━━ Record excerpts ━━

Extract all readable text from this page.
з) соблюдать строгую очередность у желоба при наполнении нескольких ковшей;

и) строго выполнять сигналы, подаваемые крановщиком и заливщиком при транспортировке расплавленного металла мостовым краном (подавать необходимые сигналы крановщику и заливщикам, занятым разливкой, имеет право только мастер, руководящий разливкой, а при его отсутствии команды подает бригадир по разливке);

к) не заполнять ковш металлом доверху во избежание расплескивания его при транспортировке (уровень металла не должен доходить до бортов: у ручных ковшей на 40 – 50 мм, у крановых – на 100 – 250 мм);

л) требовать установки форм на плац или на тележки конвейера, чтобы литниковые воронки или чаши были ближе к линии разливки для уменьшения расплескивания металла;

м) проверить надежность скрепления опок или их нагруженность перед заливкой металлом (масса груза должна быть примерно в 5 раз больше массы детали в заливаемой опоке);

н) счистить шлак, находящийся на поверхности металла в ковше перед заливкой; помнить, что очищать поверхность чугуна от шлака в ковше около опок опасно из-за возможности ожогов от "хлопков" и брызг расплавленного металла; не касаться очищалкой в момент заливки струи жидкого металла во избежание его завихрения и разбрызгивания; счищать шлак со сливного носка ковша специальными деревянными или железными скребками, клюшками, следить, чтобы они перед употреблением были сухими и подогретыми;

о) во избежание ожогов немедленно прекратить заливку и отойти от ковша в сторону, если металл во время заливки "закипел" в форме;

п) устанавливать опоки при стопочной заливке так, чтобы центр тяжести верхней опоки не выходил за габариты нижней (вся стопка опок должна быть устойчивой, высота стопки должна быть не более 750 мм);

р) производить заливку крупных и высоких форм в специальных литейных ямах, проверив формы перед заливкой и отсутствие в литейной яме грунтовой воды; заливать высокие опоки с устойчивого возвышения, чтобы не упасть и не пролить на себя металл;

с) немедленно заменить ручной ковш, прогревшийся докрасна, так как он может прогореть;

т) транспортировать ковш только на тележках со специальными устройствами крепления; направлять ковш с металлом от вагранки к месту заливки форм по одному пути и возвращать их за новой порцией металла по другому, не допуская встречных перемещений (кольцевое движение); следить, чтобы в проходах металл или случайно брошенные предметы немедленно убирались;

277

━━━

Problem description >> Give all the entries again exactly; leave none out.

Answer to this problem >>
Extract all readable text from this page.
з) соблюдать строгую очередность у желоба при наполнении нескольких ковшей;

и) строго выполнять сигналы, подаваемые крановщиком и заливщиком при транспортировке расплавленного металла мостовым краном (подавать необходимые сигналы крановщику и заливщикам, занятым разливкой, имеет право только мастер, руководящий разливкой, а при его отсутствии команды подает бригадир по разливке);

к) не заполнять ковш металлом доверху во избежание расплескивания его при транспортировке (уровень металла не должен доходить до бортов: у ручных ковшей на 40 – 50 мм, у крановых – на 100 – 250 мм);

л) требовать установки форм на плац или на тележки конвейера, чтобы литниковые воронки или чаши были ближе к линии разливки для уменьшения расплескивания металла;

м) проверить надежность скрепления опок или их нагруженность перед заливкой металлом (масса груза должна быть примерно в 5 раз больше массы детали в заливаемой опоке);

н) счистить шлак, находящийся на поверхности металла в ковше перед заливкой; помнить, что очищать поверхность чугуна от шлака в ковше около опок опасно из-за возможности ожогов от "хлопков" и брызг расплавленного металла; не касаться очищалкой в момент заливки струи жидкого металла во избежание его завихрения и разбрызгивания; счищать шлак со сливного носка ковша специальными деревянными или железными скребками, клюшками, следить, чтобы они перед употреблением были сухими и подогретыми;

о) во избежание ожогов немедленно прекратить заливку и отойти от ковша в сторону, если металл во время заливки "закипел" в форме;

п) устанавливать опоки при стопочной заливке так, чтобы центр тяжести верхней опоки не выходил за габариты нижней (вся стопка опок должна быть устойчивой, высота стопки должна быть не более 750 мм);

р) производить заливку крупных и высоких форм в специальных литейных ямах, проверив формы перед заливкой и отсутствие в литейной яме грунтовой воды; заливать высокие опоки с устойчивого возвышения, чтобы не упасть и не пролить на себя металл;

с) немедленно заменить ручной ковш, прогревшийся докрасна, так как он может прогореть;

т) транспортировать ковш только на тележках со специальными устройствами крепления; направлять ковш с металлом от вагранки к месту заливки форм по одному пути и возвращать их за новой порцией металла по другому, не допуская встречных перемещений (кольцевое движение); следить, чтобы в проходах металл или случайно брошенные предметы немедленно убирались;

277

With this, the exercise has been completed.